§ WORK REQUIRED: Every entry must be given again exactly.
═══ LISTED RECORDS ═══
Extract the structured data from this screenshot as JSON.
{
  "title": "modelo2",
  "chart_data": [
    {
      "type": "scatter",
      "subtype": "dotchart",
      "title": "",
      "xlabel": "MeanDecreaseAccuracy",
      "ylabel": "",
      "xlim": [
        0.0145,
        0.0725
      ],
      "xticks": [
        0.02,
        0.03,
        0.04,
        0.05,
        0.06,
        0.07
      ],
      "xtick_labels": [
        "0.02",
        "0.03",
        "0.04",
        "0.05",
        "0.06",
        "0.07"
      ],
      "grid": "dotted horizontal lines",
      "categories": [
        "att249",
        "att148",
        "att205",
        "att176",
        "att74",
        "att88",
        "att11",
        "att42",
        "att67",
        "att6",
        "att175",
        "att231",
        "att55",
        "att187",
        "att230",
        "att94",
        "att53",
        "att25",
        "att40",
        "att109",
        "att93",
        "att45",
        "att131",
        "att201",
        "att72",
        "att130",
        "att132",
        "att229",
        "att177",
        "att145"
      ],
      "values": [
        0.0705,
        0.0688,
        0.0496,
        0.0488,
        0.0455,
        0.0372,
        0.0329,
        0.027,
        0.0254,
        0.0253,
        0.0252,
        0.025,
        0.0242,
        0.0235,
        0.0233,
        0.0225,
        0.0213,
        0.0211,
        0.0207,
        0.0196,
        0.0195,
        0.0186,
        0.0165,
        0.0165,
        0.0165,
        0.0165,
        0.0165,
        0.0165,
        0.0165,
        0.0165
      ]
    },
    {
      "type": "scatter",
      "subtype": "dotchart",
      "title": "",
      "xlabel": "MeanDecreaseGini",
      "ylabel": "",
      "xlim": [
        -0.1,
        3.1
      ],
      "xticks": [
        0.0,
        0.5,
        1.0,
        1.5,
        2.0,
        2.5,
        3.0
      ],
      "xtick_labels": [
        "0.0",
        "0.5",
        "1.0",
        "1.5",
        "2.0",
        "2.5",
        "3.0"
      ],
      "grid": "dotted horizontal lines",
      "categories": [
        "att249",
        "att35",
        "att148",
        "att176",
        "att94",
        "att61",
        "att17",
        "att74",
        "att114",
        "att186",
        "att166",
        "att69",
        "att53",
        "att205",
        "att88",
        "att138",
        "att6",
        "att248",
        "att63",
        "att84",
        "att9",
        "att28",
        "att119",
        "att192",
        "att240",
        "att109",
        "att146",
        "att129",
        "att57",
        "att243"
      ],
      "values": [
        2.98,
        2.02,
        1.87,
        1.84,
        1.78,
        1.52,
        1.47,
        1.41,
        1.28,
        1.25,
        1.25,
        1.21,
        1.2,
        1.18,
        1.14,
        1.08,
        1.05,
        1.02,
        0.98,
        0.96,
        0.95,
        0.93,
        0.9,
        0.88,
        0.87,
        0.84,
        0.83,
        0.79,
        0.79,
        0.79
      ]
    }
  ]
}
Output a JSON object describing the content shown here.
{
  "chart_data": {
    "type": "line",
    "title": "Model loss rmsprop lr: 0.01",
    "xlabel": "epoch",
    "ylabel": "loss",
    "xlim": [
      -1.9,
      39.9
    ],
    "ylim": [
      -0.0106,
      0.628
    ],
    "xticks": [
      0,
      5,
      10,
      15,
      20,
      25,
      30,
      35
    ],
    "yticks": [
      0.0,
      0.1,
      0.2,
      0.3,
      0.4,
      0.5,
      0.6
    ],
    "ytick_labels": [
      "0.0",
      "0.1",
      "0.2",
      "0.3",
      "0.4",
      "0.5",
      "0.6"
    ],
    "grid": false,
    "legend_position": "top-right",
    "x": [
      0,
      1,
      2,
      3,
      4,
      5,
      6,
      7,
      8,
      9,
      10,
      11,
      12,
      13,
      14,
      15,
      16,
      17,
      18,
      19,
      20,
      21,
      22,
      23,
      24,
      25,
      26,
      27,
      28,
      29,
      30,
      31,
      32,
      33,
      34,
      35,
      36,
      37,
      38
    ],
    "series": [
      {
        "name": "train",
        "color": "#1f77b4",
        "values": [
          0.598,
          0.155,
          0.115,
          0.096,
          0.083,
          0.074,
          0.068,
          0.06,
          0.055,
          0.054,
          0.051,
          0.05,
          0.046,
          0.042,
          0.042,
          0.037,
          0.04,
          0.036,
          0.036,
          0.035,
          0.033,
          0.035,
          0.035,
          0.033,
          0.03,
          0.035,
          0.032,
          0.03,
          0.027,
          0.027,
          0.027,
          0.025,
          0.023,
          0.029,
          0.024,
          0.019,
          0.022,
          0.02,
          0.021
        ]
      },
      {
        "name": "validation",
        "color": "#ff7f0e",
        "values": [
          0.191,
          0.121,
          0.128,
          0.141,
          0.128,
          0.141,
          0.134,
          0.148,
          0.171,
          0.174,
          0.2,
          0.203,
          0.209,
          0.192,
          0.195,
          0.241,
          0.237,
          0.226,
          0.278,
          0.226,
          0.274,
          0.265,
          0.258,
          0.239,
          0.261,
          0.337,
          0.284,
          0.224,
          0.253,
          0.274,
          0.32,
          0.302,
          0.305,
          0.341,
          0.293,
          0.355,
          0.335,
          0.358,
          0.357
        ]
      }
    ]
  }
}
═══
§ EXERCISE RESPONSE:
Extract the structured data from this screenshot as JSON.
{
  "title": "modelo2",
  "chart_data": [
    {
      "type": "scatter",
      "subtype": "dotchart",
      "title": "",
      "xlabel": "MeanDecreaseAccuracy",
      "ylabel": "",
      "xlim": [
        0.0145,
        0.0725
      ],
      "xticks": [
        0.02,
        0.03,
        0.04,
        0.05,
        0.06,
        0.07
      ],
      "xtick_labels": [
        "0.02",
        "0.03",
        "0.04",
        "0.05",
        "0.06",
        "0.07"
      ],
      "grid": "dotted horizontal lines",
      "categories": [
        "att249",
        "att148",
        "att205",
        "att176",
        "att74",
        "att88",
        "att11",
        "att42",
        "att67",
        "att6",
        "att175",
        "att231",
        "att55",
        "att187",
        "att230",
        "att94",
        "att53",
        "att25",
        "att40",
        "att109",
        "att93",
        "att45",
        "att131",
        "att201",
        "att72",
        "att130",
        "att132",
        "att229",
        "att177",
        "att145"
      ],
      "values": [
        0.0705,
        0.0688,
        0.0496,
        0.0488,
        0.0455,
        0.0372,
        0.0329,
        0.027,
        0.0254,
        0.0253,
        0.0252,
        0.025,
        0.0242,
        0.0235,
        0.0233,
        0.0225,
        0.0213,
        0.0211,
        0.0207,
        0.0196,
        0.0195,
        0.0186,
        0.0165,
        0.0165,
        0.0165,
        0.0165,
        0.0165,
        0.0165,
        0.0165,
        0.0165
      ]
    },
    {
      "type": "scatter",
      "subtype": "dotchart",
      "title": "",
      "xlabel": "MeanDecreaseGini",
      "ylabel": "",
      "xlim": [
        -0.1,
        3.1
      ],
      "xticks": [
        0.0,
        0.5,
        1.0,
        1.5,
        2.0,
        2.5,
        3.0
      ],
      "xtick_labels": [
        "0.0",
        "0.5",
        "1.0",
        "1.5",
        "2.0",
        "2.5",
        "3.0"
      ],
      "grid": "dotted horizontal lines",
      "categories": [
        "att249",
        "att35",
        "att148",
        "att176",
        "att94",
        "att61",
        "att17",
        "att74",
        "att114",
        "att186",
        "att166",
        "att69",
        "att53",
        "att205",
        "att88",
        "att138",
        "att6",
        "att248",
        "att63",
        "att84",
        "att9",
        "att28",
        "att119",
        "att192",
        "att240",
        "att109",
        "att146",
        "att129",
        "att57",
        "att243"
      ],
      "values": [
        2.98,
        2.02,
        1.87,
        1.84,
        1.78,
        1.52,
        1.47,
        1.41,
        1.28,
        1.25,
        1.25,
        1.21,
        1.2,
        1.18,
        1.14,
        1.08,
        1.05,
        1.02,
        0.98,
        0.96,
        0.95,
        0.93,
        0.9,
        0.88,
        0.87,
        0.84,
        0.83,
        0.79,
        0.79,
        0.79
      ]
    }
  ]
}
Output a JSON object describing the content shown here.
{
  "chart_data": {
    "type": "line",
    "title": "Model loss rmsprop lr: 0.01",
    "xlabel": "epoch",
    "ylabel": "loss",
    "xlim": [
      -1.9,
      39.9
    ],
    "ylim": [
      -0.0106,
      0.628
    ],
    "xticks": [
      0,
      5,
      10,
      15,
      20,
      25,
      30,
      35
    ],
    "yticks": [
      0.0,
      0.1,
      0.2,
      0.3,
      0.4,
      0.5,
      0.6
    ],
    "ytick_labels": [
      "0.0",
      "0.1",
      "0.2",
      "0.3",
      "0.4",
      "0.5",
      "0.6"
    ],
    "grid": false,
    "legend_position": "top-right",
    "x": [
      0,
      1,
      2,
      3,
      4,
      5,
      6,
      7,
      8,
      9,
      10,
      11,
      12,
      13,
      14,
      15,
      16,
      17,
      18,
      19,
      20,
      21,
      22,
      23,
      24,
      25,
      26,
      27,
      28,
      29,
      30,
      31,
      32,
      33,
      34,
      35,
      36,
      37,
      38
    ],
    "series": [
      {
        "name": "train",
        "color": "#1f77b4",
        "values": [
          0.598,
          0.155,
          0.115,
          0.096,
          0.083,
          0.074,
          0.068,
          0.06,
          0.055,
          0.054,
          0.051,
          0.05,
          0.046,
          0.042,
          0.042,
          0.037,
          0.04,
          0.036,
          0.036,
          0.035,
          0.033,
          0.035,
          0.035,
          0.033,
          0.03,
          0.035,
          0.032,
          0.03,
          0.027,
          0.027,
          0.027,
          0.025,
          0.023,
          0.029,
          0.024,
          0.019,
          0.022,
          0.02,
          0.021
        ]
      },
      {
        "name": "validation",
        "color": "#ff7f0e",
        "values": [
          0.191,
          0.121,
          0.128,
          0.141,
          0.128,
          0.141,
          0.134,
          0.148,
          0.171,
          0.174,
          0.2,
          0.203,
          0.209,
          0.192,
          0.195,
          0.241,
          0.237,
          0.226,
          0.278,
          0.226,
          0.274,
          0.265,
          0.258,
          0.239,
          0.261,
          0.337,
          0.284,
          0.224,
          0.253,
          0.274,
          0.32,
          0.302,
          0.305,
          0.341,
          0.293,
          0.355,
          0.335,
          0.358,
          0.357
        ]
      }
    ]
  }
}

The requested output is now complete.